>> begin MATERIAL FOR THE TASK

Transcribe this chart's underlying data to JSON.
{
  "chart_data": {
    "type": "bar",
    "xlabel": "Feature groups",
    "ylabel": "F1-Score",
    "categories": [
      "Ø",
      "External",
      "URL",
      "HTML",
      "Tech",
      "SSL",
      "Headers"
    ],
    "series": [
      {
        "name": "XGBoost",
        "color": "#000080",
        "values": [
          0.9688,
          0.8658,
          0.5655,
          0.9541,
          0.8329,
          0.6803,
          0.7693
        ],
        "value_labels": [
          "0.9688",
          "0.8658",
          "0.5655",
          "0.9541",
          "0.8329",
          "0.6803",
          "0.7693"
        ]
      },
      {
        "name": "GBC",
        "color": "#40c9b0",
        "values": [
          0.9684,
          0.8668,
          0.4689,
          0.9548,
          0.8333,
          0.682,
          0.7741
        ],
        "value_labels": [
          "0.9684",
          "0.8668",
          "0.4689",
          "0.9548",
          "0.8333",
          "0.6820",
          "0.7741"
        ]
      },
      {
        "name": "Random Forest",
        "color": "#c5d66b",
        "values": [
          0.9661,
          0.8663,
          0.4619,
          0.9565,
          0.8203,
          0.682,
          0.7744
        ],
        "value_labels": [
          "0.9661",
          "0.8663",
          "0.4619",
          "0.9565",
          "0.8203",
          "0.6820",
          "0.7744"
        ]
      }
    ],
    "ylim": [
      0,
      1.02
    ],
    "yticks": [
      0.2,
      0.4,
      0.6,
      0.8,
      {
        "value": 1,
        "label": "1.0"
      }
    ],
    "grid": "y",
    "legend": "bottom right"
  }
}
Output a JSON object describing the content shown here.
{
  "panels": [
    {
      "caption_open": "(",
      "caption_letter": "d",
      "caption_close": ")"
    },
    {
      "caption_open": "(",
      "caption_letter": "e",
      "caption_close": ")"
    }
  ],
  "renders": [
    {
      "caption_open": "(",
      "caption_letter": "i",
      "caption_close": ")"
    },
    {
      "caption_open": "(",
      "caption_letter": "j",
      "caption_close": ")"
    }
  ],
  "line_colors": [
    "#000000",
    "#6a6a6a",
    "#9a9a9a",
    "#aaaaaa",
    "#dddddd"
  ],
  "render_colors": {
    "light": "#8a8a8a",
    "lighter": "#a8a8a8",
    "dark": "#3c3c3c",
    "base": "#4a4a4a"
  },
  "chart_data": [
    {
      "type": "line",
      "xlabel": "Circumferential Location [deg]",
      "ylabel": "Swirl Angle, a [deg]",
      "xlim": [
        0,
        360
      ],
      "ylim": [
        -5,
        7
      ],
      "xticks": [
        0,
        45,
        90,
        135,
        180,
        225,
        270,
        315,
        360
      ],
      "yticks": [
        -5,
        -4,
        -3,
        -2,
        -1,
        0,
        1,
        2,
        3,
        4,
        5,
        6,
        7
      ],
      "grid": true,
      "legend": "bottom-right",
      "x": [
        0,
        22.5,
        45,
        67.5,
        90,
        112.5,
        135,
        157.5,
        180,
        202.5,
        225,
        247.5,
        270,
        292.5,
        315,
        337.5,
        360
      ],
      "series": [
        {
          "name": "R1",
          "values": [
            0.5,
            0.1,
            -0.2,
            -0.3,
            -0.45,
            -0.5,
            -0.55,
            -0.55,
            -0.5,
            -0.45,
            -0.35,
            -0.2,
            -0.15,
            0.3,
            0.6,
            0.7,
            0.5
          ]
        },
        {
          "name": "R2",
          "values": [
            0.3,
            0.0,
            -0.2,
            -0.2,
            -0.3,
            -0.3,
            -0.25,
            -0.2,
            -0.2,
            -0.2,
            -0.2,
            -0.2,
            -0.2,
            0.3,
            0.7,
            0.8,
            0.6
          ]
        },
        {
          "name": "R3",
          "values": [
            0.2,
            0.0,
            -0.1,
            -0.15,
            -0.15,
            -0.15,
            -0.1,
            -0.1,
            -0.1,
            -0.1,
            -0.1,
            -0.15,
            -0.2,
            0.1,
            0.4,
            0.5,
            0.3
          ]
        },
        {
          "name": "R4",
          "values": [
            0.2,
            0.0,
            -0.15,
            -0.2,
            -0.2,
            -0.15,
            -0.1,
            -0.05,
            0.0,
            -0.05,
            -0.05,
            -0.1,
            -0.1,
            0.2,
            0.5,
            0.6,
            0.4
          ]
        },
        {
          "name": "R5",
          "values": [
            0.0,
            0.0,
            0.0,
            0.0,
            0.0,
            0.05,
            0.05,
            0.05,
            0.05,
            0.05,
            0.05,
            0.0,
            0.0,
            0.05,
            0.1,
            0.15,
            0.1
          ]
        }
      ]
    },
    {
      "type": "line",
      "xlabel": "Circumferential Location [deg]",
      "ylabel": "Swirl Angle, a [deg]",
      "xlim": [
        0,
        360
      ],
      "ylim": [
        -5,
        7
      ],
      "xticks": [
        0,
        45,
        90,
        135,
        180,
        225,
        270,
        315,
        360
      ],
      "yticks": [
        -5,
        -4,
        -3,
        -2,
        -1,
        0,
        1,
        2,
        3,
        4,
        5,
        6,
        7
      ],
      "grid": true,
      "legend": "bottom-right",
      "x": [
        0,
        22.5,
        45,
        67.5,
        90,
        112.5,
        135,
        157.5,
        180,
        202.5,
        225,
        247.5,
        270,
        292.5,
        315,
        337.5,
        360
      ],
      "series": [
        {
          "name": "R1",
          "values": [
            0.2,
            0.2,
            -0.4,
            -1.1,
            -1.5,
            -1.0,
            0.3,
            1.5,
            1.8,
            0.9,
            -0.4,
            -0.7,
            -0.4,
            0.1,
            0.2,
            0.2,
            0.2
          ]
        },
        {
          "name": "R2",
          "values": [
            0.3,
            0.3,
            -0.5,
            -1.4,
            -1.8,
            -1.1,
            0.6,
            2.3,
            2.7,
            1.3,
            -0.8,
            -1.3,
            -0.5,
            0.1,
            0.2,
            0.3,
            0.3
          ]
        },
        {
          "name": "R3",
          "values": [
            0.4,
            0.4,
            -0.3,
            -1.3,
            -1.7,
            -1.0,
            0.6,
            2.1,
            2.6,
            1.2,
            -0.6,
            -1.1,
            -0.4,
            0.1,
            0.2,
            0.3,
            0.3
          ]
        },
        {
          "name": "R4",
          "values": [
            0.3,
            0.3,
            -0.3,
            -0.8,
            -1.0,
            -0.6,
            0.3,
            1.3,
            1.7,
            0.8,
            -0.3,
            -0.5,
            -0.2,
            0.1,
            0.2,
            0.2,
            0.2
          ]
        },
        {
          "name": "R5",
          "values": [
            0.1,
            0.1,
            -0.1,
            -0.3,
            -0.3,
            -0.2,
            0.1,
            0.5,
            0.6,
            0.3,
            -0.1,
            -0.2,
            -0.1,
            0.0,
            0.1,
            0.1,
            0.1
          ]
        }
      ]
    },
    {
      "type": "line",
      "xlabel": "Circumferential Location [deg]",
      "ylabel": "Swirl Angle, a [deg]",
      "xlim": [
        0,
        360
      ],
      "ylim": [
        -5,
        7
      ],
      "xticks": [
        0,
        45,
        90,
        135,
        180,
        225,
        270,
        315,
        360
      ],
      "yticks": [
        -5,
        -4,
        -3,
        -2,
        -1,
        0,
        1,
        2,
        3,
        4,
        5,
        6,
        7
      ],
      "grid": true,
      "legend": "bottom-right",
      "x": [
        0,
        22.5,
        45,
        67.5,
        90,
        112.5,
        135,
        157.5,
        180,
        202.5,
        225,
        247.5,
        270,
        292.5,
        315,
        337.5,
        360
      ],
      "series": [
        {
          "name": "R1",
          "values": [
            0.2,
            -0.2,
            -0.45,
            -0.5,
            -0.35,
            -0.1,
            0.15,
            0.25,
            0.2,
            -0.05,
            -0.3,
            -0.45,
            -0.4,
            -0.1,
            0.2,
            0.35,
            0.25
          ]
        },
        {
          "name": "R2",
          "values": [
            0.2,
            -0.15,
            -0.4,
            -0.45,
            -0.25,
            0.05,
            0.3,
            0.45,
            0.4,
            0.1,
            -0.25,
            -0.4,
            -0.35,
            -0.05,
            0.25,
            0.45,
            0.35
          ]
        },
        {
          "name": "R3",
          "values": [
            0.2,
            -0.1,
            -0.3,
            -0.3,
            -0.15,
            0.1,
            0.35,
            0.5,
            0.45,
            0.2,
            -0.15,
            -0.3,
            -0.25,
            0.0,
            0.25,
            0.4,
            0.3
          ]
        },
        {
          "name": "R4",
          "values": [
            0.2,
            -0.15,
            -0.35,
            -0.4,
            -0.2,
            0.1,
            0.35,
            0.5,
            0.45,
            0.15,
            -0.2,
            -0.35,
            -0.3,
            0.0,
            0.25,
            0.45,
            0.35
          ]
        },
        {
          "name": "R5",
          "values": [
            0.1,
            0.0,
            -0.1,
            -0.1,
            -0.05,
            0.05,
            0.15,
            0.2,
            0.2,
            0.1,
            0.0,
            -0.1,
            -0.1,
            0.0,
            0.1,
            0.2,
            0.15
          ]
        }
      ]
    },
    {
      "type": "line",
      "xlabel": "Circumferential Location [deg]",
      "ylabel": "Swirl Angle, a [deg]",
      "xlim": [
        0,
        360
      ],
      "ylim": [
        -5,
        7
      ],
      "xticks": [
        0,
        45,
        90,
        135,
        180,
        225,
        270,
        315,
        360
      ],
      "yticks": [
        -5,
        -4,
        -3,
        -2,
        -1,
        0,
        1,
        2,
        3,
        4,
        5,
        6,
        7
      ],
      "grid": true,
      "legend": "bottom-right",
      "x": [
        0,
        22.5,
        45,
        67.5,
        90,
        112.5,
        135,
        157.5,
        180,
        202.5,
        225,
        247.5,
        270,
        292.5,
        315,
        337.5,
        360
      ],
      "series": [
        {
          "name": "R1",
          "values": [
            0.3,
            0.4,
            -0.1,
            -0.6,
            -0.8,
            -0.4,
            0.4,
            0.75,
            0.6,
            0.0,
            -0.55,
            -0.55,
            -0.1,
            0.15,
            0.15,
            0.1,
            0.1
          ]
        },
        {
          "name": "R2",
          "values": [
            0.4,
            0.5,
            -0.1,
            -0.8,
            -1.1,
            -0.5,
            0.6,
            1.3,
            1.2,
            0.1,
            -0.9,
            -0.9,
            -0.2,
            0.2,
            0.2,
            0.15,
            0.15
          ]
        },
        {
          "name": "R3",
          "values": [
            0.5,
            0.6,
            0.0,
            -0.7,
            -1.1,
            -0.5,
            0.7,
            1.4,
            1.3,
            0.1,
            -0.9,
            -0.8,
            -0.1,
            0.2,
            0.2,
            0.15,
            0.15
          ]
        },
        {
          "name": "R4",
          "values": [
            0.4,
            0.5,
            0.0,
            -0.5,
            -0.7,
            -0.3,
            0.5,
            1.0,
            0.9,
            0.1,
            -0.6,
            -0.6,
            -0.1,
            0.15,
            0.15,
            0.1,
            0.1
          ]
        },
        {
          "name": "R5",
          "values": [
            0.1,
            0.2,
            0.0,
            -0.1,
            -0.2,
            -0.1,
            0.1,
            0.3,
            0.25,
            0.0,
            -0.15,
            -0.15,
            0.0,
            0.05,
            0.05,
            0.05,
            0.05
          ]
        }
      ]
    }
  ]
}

>> end MATERIAL FOR THE TASK

OBJECTIVE: What is the number of lines in the records that contain "JSON"? Give that number only.

REPLY TO THE EXERCISE: 2